Recorded data:
____

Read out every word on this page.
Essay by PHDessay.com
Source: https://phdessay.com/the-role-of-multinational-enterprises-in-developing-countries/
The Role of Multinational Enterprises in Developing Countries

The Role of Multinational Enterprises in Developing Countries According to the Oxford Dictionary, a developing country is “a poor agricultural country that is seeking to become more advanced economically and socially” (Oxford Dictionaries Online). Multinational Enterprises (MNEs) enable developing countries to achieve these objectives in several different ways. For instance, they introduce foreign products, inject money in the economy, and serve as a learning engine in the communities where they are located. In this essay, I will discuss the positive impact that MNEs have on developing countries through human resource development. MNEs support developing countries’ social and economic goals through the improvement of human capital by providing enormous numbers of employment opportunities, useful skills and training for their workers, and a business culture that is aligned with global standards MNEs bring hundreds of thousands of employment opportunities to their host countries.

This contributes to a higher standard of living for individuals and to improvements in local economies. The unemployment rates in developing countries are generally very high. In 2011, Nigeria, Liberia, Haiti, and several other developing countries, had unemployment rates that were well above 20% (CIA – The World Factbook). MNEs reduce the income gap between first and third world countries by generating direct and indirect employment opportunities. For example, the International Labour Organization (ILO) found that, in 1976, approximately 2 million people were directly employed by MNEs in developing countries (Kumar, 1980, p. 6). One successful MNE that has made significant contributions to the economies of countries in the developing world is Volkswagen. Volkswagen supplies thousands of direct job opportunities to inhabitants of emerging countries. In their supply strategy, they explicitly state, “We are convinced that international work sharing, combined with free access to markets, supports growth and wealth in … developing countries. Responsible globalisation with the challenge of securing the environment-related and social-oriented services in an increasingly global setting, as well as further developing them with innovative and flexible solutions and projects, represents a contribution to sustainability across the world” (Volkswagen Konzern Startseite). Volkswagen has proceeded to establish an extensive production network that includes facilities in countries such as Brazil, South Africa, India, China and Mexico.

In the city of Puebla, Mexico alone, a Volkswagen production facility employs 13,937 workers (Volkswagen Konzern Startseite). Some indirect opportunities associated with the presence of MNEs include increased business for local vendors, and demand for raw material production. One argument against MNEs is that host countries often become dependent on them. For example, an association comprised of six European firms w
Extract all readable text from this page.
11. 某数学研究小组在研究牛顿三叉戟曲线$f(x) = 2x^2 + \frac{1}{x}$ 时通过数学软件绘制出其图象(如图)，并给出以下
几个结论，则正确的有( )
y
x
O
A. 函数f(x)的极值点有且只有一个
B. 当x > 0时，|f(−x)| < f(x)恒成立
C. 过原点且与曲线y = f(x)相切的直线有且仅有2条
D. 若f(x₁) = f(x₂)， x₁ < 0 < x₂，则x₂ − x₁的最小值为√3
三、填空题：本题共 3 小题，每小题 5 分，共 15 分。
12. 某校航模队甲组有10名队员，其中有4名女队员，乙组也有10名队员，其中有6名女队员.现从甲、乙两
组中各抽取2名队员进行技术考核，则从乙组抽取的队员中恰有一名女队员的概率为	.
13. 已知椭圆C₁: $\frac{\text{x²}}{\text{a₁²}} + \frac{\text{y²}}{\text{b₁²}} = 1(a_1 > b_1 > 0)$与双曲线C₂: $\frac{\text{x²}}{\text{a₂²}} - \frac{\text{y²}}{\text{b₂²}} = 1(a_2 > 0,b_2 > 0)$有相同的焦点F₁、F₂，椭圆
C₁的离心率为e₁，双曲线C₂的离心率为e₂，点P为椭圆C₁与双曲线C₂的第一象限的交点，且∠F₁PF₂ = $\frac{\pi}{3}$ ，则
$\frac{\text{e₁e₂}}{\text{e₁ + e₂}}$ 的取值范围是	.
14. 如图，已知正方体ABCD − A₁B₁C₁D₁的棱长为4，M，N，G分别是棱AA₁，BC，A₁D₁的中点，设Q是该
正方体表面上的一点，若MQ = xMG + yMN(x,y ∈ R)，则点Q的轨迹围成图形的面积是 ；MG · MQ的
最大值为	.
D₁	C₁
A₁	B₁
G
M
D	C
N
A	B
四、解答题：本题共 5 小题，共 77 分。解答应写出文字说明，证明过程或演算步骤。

____

▶ EXERCISE DESCRIPTION
Type the material above out again, exactly.

▶ TASK RESULT
Read out every word on this page.
Essay by PHDessay.com
Source: https://phdessay.com/the-role-of-multinational-enterprises-in-developing-countries/
The Role of Multinational Enterprises in Developing Countries

The Role of Multinational Enterprises in Developing Countries According to the Oxford Dictionary, a developing country is “a poor agricultural country that is seeking to become more advanced economically and socially” (Oxford Dictionaries Online). Multinational Enterprises (MNEs) enable developing countries to achieve these objectives in several different ways. For instance, they introduce foreign products, inject money in the economy, and serve as a learning engine in the communities where they are located. In this essay, I will discuss the positive impact that MNEs have on developing countries through human resource development. MNEs support developing countries’ social and economic goals through the improvement of human capital by providing enormous numbers of employment opportunities, useful skills and training for their workers, and a business culture that is aligned with global standards MNEs bring hundreds of thousands of employment opportunities to their host countries.

This contributes to a higher standard of living for individuals and to improvements in local economies. The unemployment rates in developing countries are generally very high. In 2011, Nigeria, Liberia, Haiti, and several other developing countries, had unemployment rates that were well above 20% (CIA – The World Factbook). MNEs reduce the income gap between first and third world countries by generating direct and indirect employment opportunities. For example, the International Labour Organization (ILO) found that, in 1976, approximately 2 million people were directly employed by MNEs in developing countries (Kumar, 1980, p. 6). One successful MNE that has made significant contributions to the economies of countries in the developing world is Volkswagen. Volkswagen supplies thousands of direct job opportunities to inhabitants of emerging countries. In their supply strategy, they explicitly state, “We are convinced that international work sharing, combined with free access to markets, supports growth and wealth in … developing countries. Responsible globalisation with the challenge of securing the environment-related and social-oriented services in an increasingly global setting, as well as further developing them with innovative and flexible solutions and projects, represents a contribution to sustainability across the world” (Volkswagen Konzern Startseite). Volkswagen has proceeded to establish an extensive production network that includes facilities in countries such as Brazil, South Africa, India, China and Mexico.

In the city of Puebla, Mexico alone, a Volkswagen production facility employs 13,937 workers (Volkswagen Konzern Startseite). Some indirect opportunities associated with the presence of MNEs include increased business for local vendors, and demand for raw material production. One argument against MNEs is that host countries often become dependent on them. For example, an association comprised of six European firms w
Extract all readable text from this page.
11. 某数学研究小组在研究牛顿三叉戟曲线$f(x) = 2x^2 + \frac{1}{x}$ 时通过数学软件绘制出其图象(如图)，并给出以下
几个结论，则正确的有( )
y
x
O
A. 函数f(x)的极值点有且只有一个
B. 当x > 0时，|f(−x)| < f(x)恒成立
C. 过原点且与曲线y = f(x)相切的直线有且仅有2条
D. 若f(x₁) = f(x₂)， x₁ < 0 < x₂，则x₂ − x₁的最小值为√3
三、填空题：本题共 3 小题，每小题 5 分，共 15 分。
12. 某校航模队甲组有10名队员，其中有4名女队员，乙组也有10名队员，其中有6名女队员.现从甲、乙两
组中各抽取2名队员进行技术考核，则从乙组抽取的队员中恰有一名女队员的概率为	.
13. 已知椭圆C₁: $\frac{\text{x²}}{\text{a₁²}} + \frac{\text{y²}}{\text{b₁²}} = 1(a_1 > b_1 > 0)$与双曲线C₂: $\frac{\text{x²}}{\text{a₂²}} - \frac{\text{y²}}{\text{b₂²}} = 1(a_2 > 0,b_2 > 0)$有相同的焦点F₁、F₂，椭圆
C₁的离心率为e₁，双曲线C₂的离心率为e₂，点P为椭圆C₁与双曲线C₂的第一象限的交点，且∠F₁PF₂ = $\frac{\pi}{3}$ ，则
$\frac{\text{e₁e₂}}{\text{e₁ + e₂}}$ 的取值范围是	.
14. 如图，已知正方体ABCD − A₁B₁C₁D₁的棱长为4，M，N，G分别是棱AA₁，BC，A₁D₁的中点，设Q是该
正方体表面上的一点，若MQ = xMG + yMN(x,y ∈ R)，则点Q的轨迹围成图形的面积是 ；MG · MQ的
最大值为	.
D₁	C₁
A₁	B₁
G
M
D	C
N
A	B
四、解答题：本题共 5 小题，共 77 分。解答应写出文字说明，证明过程或演算步骤。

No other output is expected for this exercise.